* BEGIN THE RECORDS *

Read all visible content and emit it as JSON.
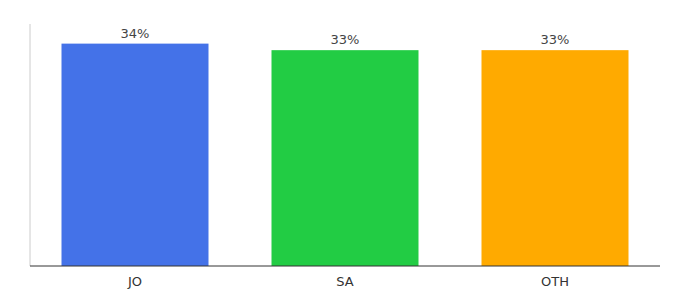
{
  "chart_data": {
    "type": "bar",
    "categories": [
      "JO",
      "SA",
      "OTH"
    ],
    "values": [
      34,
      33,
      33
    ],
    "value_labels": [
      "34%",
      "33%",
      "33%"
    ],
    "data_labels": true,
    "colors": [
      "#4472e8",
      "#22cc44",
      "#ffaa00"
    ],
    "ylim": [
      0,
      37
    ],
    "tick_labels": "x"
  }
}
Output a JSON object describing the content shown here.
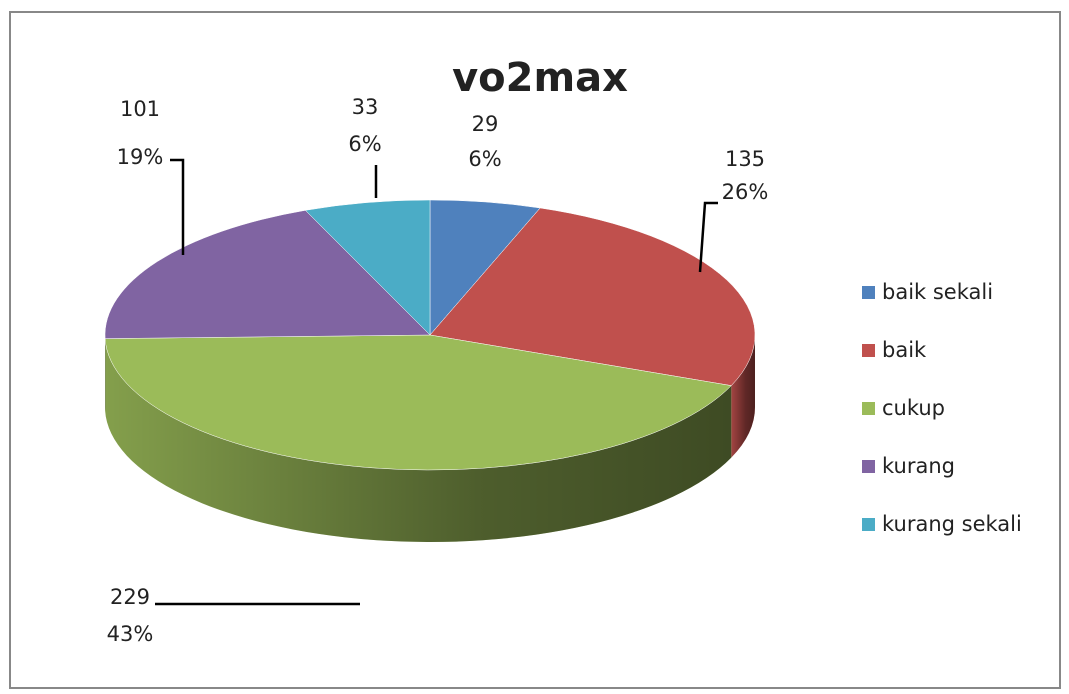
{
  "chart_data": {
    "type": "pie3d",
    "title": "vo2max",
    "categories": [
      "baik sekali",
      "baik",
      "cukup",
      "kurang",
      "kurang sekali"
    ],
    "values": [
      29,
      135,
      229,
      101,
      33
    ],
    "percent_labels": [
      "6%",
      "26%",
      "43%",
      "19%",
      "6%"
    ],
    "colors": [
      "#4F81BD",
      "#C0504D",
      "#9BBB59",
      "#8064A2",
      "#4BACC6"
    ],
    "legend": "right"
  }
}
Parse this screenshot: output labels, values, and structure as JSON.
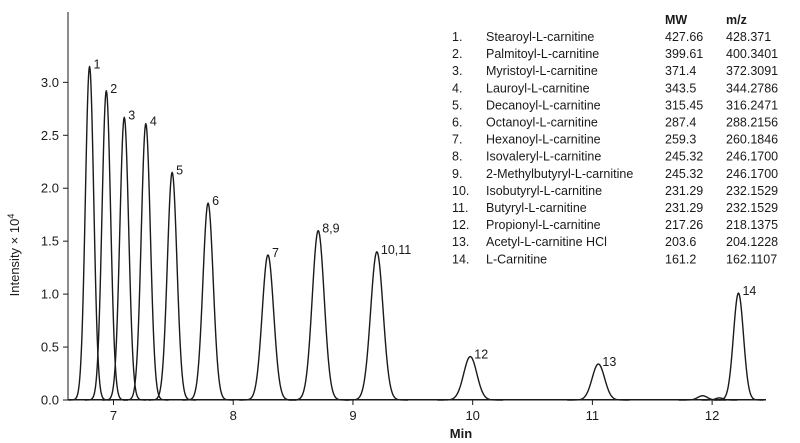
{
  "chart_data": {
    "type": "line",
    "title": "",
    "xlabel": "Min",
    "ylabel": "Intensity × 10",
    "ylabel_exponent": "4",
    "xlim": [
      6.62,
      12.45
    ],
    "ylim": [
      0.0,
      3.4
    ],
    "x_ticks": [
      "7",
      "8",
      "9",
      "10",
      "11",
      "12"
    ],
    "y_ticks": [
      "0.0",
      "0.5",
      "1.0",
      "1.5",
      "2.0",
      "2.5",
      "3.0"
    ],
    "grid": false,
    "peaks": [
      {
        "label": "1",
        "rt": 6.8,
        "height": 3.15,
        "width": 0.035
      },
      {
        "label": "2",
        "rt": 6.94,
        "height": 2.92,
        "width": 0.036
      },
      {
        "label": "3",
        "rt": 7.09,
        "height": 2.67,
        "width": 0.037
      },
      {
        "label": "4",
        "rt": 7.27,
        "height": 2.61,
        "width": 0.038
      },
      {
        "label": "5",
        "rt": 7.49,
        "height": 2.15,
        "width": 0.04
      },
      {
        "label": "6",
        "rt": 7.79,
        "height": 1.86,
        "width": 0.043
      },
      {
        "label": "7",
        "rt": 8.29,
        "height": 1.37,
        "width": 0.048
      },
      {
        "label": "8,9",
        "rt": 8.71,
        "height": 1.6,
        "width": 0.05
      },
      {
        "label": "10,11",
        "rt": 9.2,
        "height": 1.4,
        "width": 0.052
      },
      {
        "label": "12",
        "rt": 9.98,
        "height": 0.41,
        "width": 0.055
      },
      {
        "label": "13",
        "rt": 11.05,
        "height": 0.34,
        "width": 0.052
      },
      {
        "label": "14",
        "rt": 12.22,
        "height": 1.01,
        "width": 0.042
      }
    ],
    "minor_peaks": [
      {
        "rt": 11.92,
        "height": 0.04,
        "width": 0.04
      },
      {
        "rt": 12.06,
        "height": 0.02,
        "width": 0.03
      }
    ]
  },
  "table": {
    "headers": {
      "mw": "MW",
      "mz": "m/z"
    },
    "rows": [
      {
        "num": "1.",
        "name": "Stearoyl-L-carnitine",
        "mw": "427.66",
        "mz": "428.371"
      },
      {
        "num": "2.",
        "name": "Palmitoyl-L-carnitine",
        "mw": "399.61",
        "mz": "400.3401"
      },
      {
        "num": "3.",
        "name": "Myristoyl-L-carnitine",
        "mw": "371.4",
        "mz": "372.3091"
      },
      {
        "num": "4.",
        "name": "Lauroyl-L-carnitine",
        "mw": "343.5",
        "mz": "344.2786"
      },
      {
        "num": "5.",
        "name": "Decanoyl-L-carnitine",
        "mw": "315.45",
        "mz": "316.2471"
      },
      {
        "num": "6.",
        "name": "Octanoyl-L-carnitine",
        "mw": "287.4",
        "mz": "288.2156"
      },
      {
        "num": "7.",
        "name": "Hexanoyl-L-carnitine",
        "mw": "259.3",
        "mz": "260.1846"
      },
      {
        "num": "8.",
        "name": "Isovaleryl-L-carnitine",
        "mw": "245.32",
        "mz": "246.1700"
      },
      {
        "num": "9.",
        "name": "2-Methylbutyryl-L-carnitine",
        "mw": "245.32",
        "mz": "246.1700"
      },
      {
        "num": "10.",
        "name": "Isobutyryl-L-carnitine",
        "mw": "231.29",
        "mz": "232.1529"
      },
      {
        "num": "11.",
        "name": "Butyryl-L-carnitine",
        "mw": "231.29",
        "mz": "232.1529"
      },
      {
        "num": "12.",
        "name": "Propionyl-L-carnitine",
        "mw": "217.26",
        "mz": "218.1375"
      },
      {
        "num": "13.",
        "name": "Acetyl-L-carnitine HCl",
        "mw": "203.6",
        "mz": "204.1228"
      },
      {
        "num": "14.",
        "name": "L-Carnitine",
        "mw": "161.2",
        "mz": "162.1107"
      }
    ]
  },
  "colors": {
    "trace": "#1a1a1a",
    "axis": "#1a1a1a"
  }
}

* END THE RECORDS *

EXERCISE PROMPT: Transcribe the complete set of entries verbatim. No pictures belong in the copy.

FINISHED ANSWER:
Read all visible content and emit it as JSON.
{
  "chart_data": {
    "type": "bar",
    "categories": [
      "JO",
      "SA",
      "OTH"
    ],
    "values": [
      34,
      33,
      33
    ],
    "value_labels": [
      "34%",
      "33%",
      "33%"
    ],
    "data_labels": true,
    "colors": [
      "#4472e8",
      "#22cc44",
      "#ffaa00"
    ],
    "ylim": [
      0,
      37
    ],
    "tick_labels": "x"
  }
}
Output a JSON object describing the content shown here.
{
  "chart_data": {
    "type": "pie3d",
    "title": "vo2max",
    "categories": [
      "baik sekali",
      "baik",
      "cukup",
      "kurang",
      "kurang sekali"
    ],
    "values": [
      29,
      135,
      229,
      101,
      33
    ],
    "percent_labels": [
      "6%",
      "26%",
      "43%",
      "19%",
      "6%"
    ],
    "colors": [
      "#4F81BD",
      "#C0504D",
      "#9BBB59",
      "#8064A2",
      "#4BACC6"
    ],
    "legend": "right"
  }
}
Parse this screenshot: output labels, values, and structure as JSON.
{
  "chart_data": {
    "type": "line",
    "title": "",
    "xlabel": "Min",
    "ylabel": "Intensity × 10",
    "ylabel_exponent": "4",
    "xlim": [
      6.62,
      12.45
    ],
    "ylim": [
      0.0,
      3.4
    ],
    "x_ticks": [
      "7",
      "8",
      "9",
      "10",
      "11",
      "12"
    ],
    "y_ticks": [
      "0.0",
      "0.5",
      "1.0",
      "1.5",
      "2.0",
      "2.5",
      "3.0"
    ],
    "grid": false,
    "peaks": [
      {
        "label": "1",
        "rt": 6.8,
        "height": 3.15,
        "width": 0.035
      },
      {
        "label": "2",
        "rt": 6.94,
        "height": 2.92,
        "width": 0.036
      },
      {
        "label": "3",
        "rt": 7.09,
        "height": 2.67,
        "width": 0.037
      },
      {
        "label": "4",
        "rt": 7.27,
        "height": 2.61,
        "width": 0.038
      },
      {
        "label": "5",
        "rt": 7.49,
        "height": 2.15,
        "width": 0.04
      },
      {
        "label": "6",
        "rt": 7.79,
        "height": 1.86,
        "width": 0.043
      },
      {
        "label": "7",
        "rt": 8.29,
        "height": 1.37,
        "width": 0.048
      },
      {
        "label": "8,9",
        "rt": 8.71,
        "height": 1.6,
        "width": 0.05
      },
      {
        "label": "10,11",
        "rt": 9.2,
        "height": 1.4,
        "width": 0.052
      },
      {
        "label": "12",
        "rt": 9.98,
        "height": 0.41,
        "width": 0.055
      },
      {
        "label": "13",
        "rt": 11.05,
        "height": 0.34,
        "width": 0.052
      },
      {
        "label": "14",
        "rt": 12.22,
        "height": 1.01,
        "width": 0.042
      }
    ],
    "minor_peaks": [
      {
        "rt": 11.92,
        "height": 0.04,
        "width": 0.04
      },
      {
        "rt": 12.06,
        "height": 0.02,
        "width": 0.03
      }
    ]
  },
  "table": {
    "headers": {
      "mw": "MW",
      "mz": "m/z"
    },
    "rows": [
      {
        "num": "1.",
        "name": "Stearoyl-L-carnitine",
        "mw": "427.66",
        "mz": "428.371"
      },
      {
        "num": "2.",
        "name": "Palmitoyl-L-carnitine",
        "mw": "399.61",
        "mz": "400.3401"
      },
      {
        "num": "3.",
        "name": "Myristoyl-L-carnitine",
        "mw": "371.4",
        "mz": "372.3091"
      },
      {
        "num": "4.",
        "name": "Lauroyl-L-carnitine",
        "mw": "343.5",
        "mz": "344.2786"
      },
      {
        "num": "5.",
        "name": "Decanoyl-L-carnitine",
        "mw": "315.45",
        "mz": "316.2471"
      },
      {
        "num": "6.",
        "name": "Octanoyl-L-carnitine",
        "mw": "287.4",
        "mz": "288.2156"
      },
      {
        "num": "7.",
        "name": "Hexanoyl-L-carnitine",
        "mw": "259.3",
        "mz": "260.1846"
      },
      {
        "num": "8.",
        "name": "Isovaleryl-L-carnitine",
        "mw": "245.32",
        "mz": "246.1700"
      },
      {
        "num": "9.",
        "name": "2-Methylbutyryl-L-carnitine",
        "mw": "245.32",
        "mz": "246.1700"
      },
      {
        "num": "10.",
        "name": "Isobutyryl-L-carnitine",
        "mw": "231.29",
        "mz": "232.1529"
      },
      {
        "num": "11.",
        "name": "Butyryl-L-carnitine",
        "mw": "231.29",
        "mz": "232.1529"
      },
      {
        "num": "12.",
        "name": "Propionyl-L-carnitine",
        "mw": "217.26",
        "mz": "218.1375"
      },
      {
        "num": "13.",
        "name": "Acetyl-L-carnitine HCl",
        "mw": "203.6",
        "mz": "204.1228"
      },
      {
        "num": "14.",
        "name": "L-Carnitine",
        "mw": "161.2",
        "mz": "162.1107"
      }
    ]
  },
  "colors": {
    "trace": "#1a1a1a",
    "axis": "#1a1a1a"
  }
}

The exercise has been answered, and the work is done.